## Brief:
Restate the full listing word for word and leave the pictures out.

## Dataset records:
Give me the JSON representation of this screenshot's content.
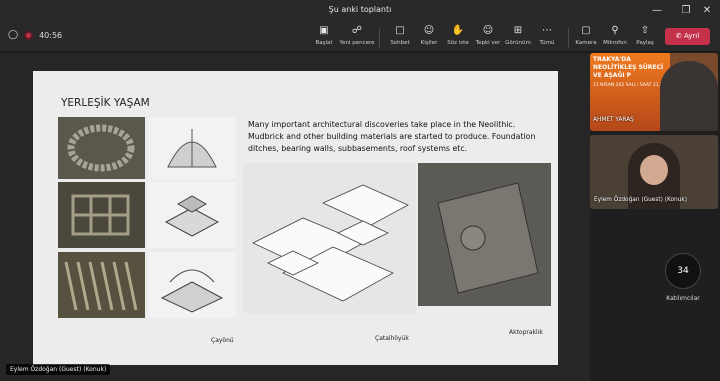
{
  "window": {
    "title": "Şu anki toplantı",
    "min_icon": "minimize-icon",
    "max_icon": "maximize-icon",
    "close_icon": "close-icon"
  },
  "meeting": {
    "timer": "40:56"
  },
  "toolbar": [
    {
      "key": "start",
      "label": "Başlat",
      "icon": "start-icon"
    },
    {
      "key": "newwin",
      "label": "Yeni pencere",
      "icon": "new-window-icon"
    },
    {
      "key": "chat",
      "label": "Sohbet",
      "icon": "chat-icon"
    },
    {
      "key": "people",
      "label": "Kişiler",
      "icon": "people-icon"
    },
    {
      "key": "raise",
      "label": "Söz iste",
      "icon": "raise-hand-icon"
    },
    {
      "key": "react",
      "label": "Tepki ver",
      "icon": "reaction-icon"
    },
    {
      "key": "view",
      "label": "Görünüm",
      "icon": "view-icon"
    },
    {
      "key": "more",
      "label": "Tümü",
      "icon": "more-icon"
    },
    {
      "key": "camera",
      "label": "Kamera",
      "icon": "camera-icon"
    },
    {
      "key": "mic",
      "label": "Mikrofon",
      "icon": "microphone-icon"
    },
    {
      "key": "share",
      "label": "Paylaş",
      "icon": "share-icon"
    }
  ],
  "leave_button": {
    "label": "Ayrıl",
    "color": "#c4314b"
  },
  "slide": {
    "title": "YERLEŞİK YAŞAM",
    "text": "Many important architectural discoveries take place in the Neolithic. Mudbrick and other building materials are started to produce. Foundation ditches, bearing walls, subbasements, roof systems etc.",
    "captions": {
      "cayonu": "Çayönü",
      "catalhoyuk": "Çatalhöyük",
      "aktopraklik": "Aktopraklık"
    }
  },
  "presenter_tag": "Eylem Özdoğan (Guest) (Konuk)",
  "participants": [
    {
      "name": "AHMET YARAŞ",
      "poster_text": "TRAKYA'DA NEOLİTİKLEŞ SÜRECİ VE AŞAĞI P",
      "poster_date": "11 NİSAN 202 SALI / SAAT 21.0"
    },
    {
      "name": "Eylem Özdoğan (Guest) (Konuk)"
    }
  ],
  "participant_count": {
    "value": "34",
    "label": "Katılımcılar"
  }
}
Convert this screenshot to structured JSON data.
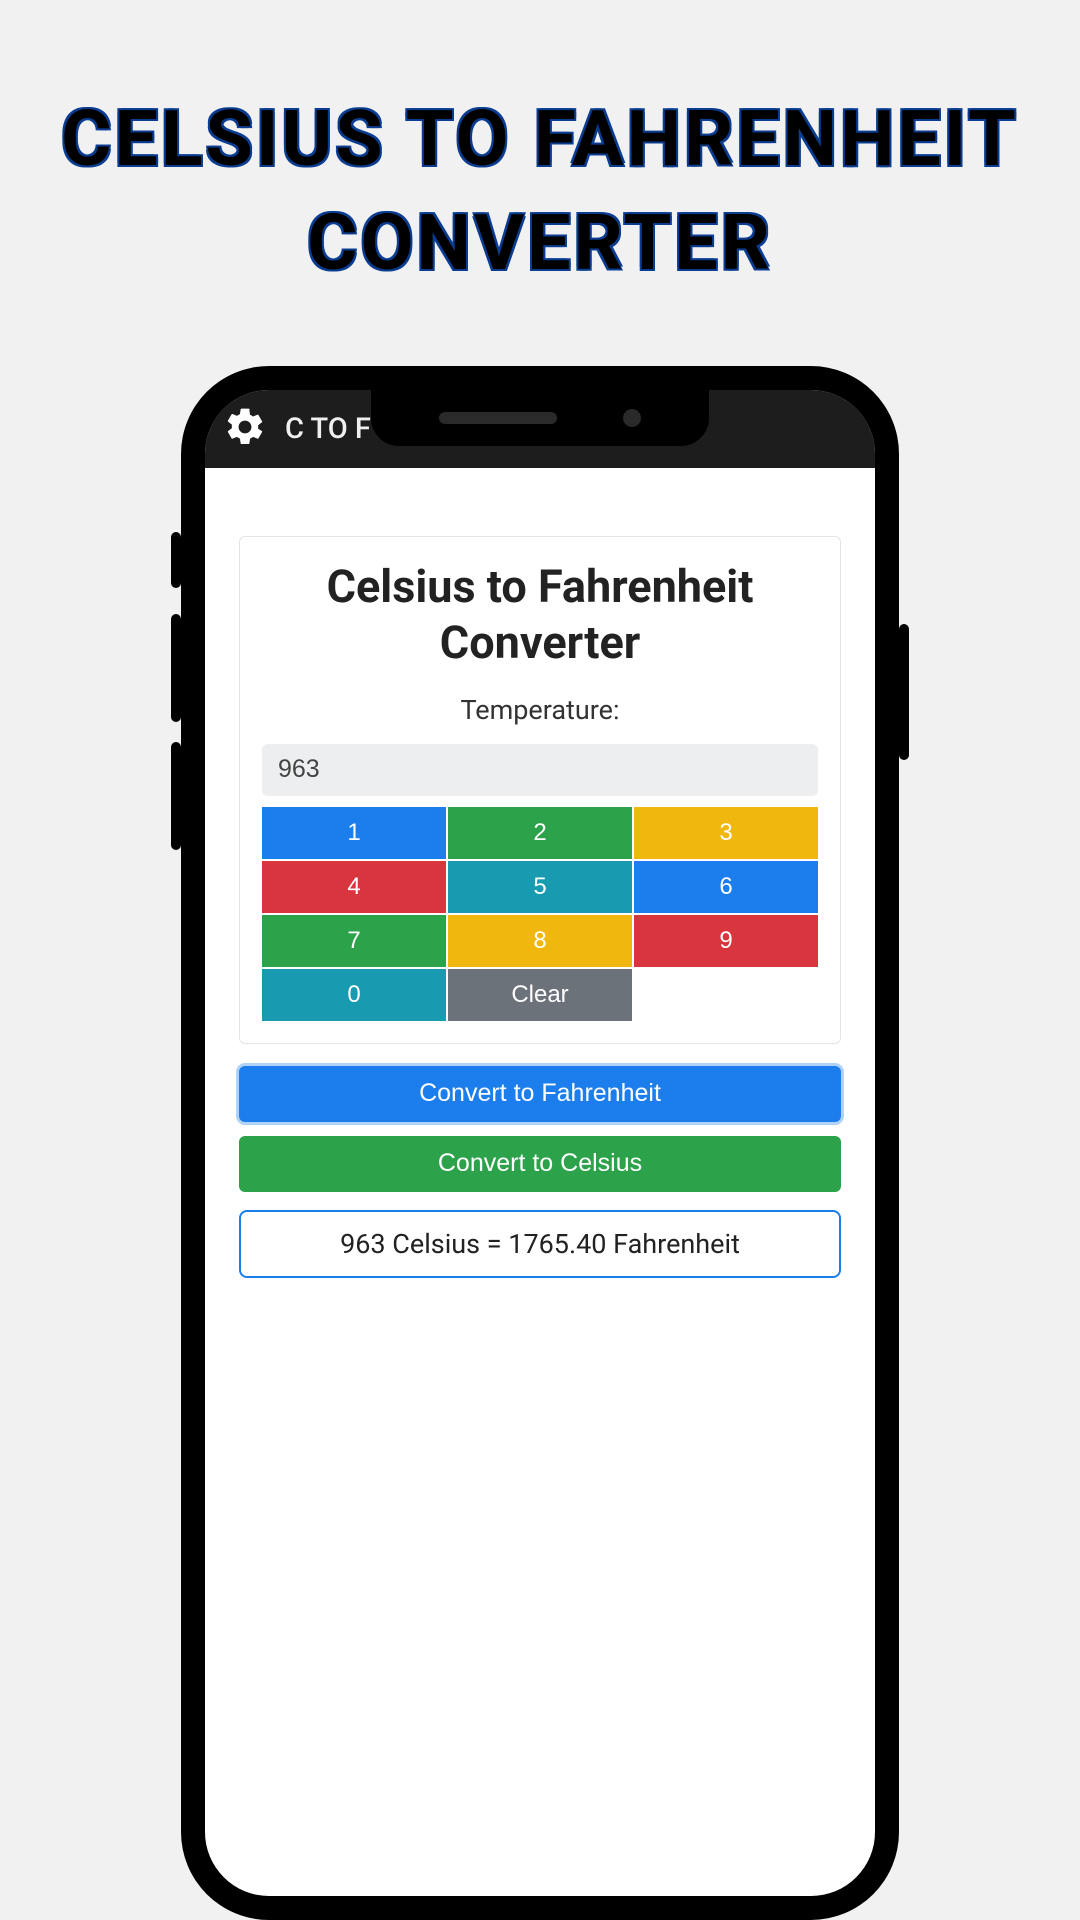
{
  "headline": {
    "line1": "CELSIUS TO FAHRENHEIT",
    "line2": "CONVERTER"
  },
  "statusbar": {
    "app_title": "C TO F Converter",
    "settings_icon": "gear-icon"
  },
  "card": {
    "title": "Celsius to Fahrenheit Converter",
    "temperature_label": "Temperature:",
    "temperature_value": "963"
  },
  "keypad": {
    "keys": [
      {
        "label": "1",
        "color": "c-blue"
      },
      {
        "label": "2",
        "color": "c-green"
      },
      {
        "label": "3",
        "color": "c-yellow"
      },
      {
        "label": "4",
        "color": "c-red"
      },
      {
        "label": "5",
        "color": "c-teal"
      },
      {
        "label": "6",
        "color": "c-blue"
      },
      {
        "label": "7",
        "color": "c-green"
      },
      {
        "label": "8",
        "color": "c-yellow"
      },
      {
        "label": "9",
        "color": "c-red"
      },
      {
        "label": "0",
        "color": "c-teal"
      },
      {
        "label": "Clear",
        "color": "c-gray"
      }
    ]
  },
  "actions": {
    "to_f": "Convert to Fahrenheit",
    "to_c": "Convert to Celsius"
  },
  "result_text": "963 Celsius = 1765.40 Fahrenheit"
}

## Response to this exercise:
Give me the JSON representation of this screenshot's content.
{
  "window": {
    "title": "Şu anki toplantı",
    "min_icon": "minimize-icon",
    "max_icon": "maximize-icon",
    "close_icon": "close-icon"
  },
  "meeting": {
    "timer": "40:56"
  },
  "toolbar": [
    {
      "key": "start",
      "label": "Başlat",
      "icon": "start-icon"
    },
    {
      "key": "newwin",
      "label": "Yeni pencere",
      "icon": "new-window-icon"
    },
    {
      "key": "chat",
      "label": "Sohbet",
      "icon": "chat-icon"
    },
    {
      "key": "people",
      "label": "Kişiler",
      "icon": "people-icon"
    },
    {
      "key": "raise",
      "label": "Söz iste",
      "icon": "raise-hand-icon"
    },
    {
      "key": "react",
      "label": "Tepki ver",
      "icon": "reaction-icon"
    },
    {
      "key": "view",
      "label": "Görünüm",
      "icon": "view-icon"
    },
    {
      "key": "more",
      "label": "Tümü",
      "icon": "more-icon"
    },
    {
      "key": "camera",
      "label": "Kamera",
      "icon": "camera-icon"
    },
    {
      "key": "mic",
      "label": "Mikrofon",
      "icon": "microphone-icon"
    },
    {
      "key": "share",
      "label": "Paylaş",
      "icon": "share-icon"
    }
  ],
  "leave_button": {
    "label": "Ayrıl",
    "color": "#c4314b"
  },
  "slide": {
    "title": "YERLEŞİK YAŞAM",
    "text": "Many important architectural discoveries take place in the Neolithic. Mudbrick and other building materials are started to produce. Foundation ditches, bearing walls, subbasements, roof systems etc.",
    "captions": {
      "cayonu": "Çayönü",
      "catalhoyuk": "Çatalhöyük",
      "aktopraklik": "Aktopraklık"
    }
  },
  "presenter_tag": "Eylem Özdoğan (Guest) (Konuk)",
  "participants": [
    {
      "name": "AHMET YARAŞ",
      "poster_text": "TRAKYA'DA NEOLİTİKLEŞ SÜRECİ VE AŞAĞI P",
      "poster_date": "11 NİSAN 202 SALI / SAAT 21.0"
    },
    {
      "name": "Eylem Özdoğan (Guest) (Konuk)"
    }
  ],
  "participant_count": {
    "value": "34",
    "label": "Katılımcılar"
  }
}
Convert this screenshot to structured JSON data.
{
  "headline": {
    "line1": "CELSIUS TO FAHRENHEIT",
    "line2": "CONVERTER"
  },
  "statusbar": {
    "app_title": "C TO F Converter",
    "settings_icon": "gear-icon"
  },
  "card": {
    "title": "Celsius to Fahrenheit Converter",
    "temperature_label": "Temperature:",
    "temperature_value": "963"
  },
  "keypad": {
    "keys": [
      {
        "label": "1",
        "color": "c-blue"
      },
      {
        "label": "2",
        "color": "c-green"
      },
      {
        "label": "3",
        "color": "c-yellow"
      },
      {
        "label": "4",
        "color": "c-red"
      },
      {
        "label": "5",
        "color": "c-teal"
      },
      {
        "label": "6",
        "color": "c-blue"
      },
      {
        "label": "7",
        "color": "c-green"
      },
      {
        "label": "8",
        "color": "c-yellow"
      },
      {
        "label": "9",
        "color": "c-red"
      },
      {
        "label": "0",
        "color": "c-teal"
      },
      {
        "label": "Clear",
        "color": "c-gray"
      }
    ]
  },
  "actions": {
    "to_f": "Convert to Fahrenheit",
    "to_c": "Convert to Celsius"
  },
  "result_text": "963 Celsius = 1765.40 Fahrenheit"
}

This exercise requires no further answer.